_EXERCISE TASK_:
Everything from the line with "Give me the" to the end of the data should be restated word for word, and nothing before it.

--- start ---

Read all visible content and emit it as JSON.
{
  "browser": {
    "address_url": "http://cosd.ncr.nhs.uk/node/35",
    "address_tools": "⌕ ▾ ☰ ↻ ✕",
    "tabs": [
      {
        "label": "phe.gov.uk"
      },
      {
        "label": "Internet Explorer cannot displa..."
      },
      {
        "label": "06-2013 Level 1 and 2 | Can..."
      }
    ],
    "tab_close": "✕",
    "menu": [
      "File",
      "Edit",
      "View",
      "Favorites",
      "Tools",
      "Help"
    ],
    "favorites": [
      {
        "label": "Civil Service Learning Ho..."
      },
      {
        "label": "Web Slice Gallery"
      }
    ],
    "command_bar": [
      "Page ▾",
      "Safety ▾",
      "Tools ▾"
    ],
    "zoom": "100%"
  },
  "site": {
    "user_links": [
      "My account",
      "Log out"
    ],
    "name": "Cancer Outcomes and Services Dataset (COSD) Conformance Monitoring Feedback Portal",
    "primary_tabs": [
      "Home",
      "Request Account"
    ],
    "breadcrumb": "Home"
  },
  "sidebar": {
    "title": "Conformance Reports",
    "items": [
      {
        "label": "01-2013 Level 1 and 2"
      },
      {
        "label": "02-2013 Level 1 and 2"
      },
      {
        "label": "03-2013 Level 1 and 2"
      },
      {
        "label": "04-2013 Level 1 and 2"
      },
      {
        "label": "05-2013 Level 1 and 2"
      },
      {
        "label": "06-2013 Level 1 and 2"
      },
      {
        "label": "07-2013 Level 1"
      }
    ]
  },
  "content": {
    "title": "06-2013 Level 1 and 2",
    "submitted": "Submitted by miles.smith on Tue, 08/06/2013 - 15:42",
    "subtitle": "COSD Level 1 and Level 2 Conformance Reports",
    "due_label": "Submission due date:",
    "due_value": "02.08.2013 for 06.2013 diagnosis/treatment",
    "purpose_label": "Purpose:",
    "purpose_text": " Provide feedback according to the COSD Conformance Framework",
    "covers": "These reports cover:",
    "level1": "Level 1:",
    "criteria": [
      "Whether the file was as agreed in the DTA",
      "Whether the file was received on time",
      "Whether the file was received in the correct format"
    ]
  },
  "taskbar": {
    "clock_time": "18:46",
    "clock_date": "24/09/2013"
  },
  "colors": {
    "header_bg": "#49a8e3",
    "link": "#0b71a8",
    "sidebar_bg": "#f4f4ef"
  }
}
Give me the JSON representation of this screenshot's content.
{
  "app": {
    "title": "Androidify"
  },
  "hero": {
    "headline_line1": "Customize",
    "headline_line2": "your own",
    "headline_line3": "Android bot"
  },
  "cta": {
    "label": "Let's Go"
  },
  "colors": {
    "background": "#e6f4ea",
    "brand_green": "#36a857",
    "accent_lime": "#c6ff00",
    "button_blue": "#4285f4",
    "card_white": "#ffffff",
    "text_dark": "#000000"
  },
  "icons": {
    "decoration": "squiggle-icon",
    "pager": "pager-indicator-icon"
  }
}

--- end ---

_FULL SOLUTION_:
Give me the JSON representation of this screenshot's content.
{
  "app": {
    "title": "Androidify"
  },
  "hero": {
    "headline_line1": "Customize",
    "headline_line2": "your own",
    "headline_line3": "Android bot"
  },
  "cta": {
    "label": "Let's Go"
  },
  "colors": {
    "background": "#e6f4ea",
    "brand_green": "#36a857",
    "accent_lime": "#c6ff00",
    "button_blue": "#4285f4",
    "card_white": "#ffffff",
    "text_dark": "#000000"
  },
  "icons": {
    "decoration": "squiggle-icon",
    "pager": "pager-indicator-icon"
  }
}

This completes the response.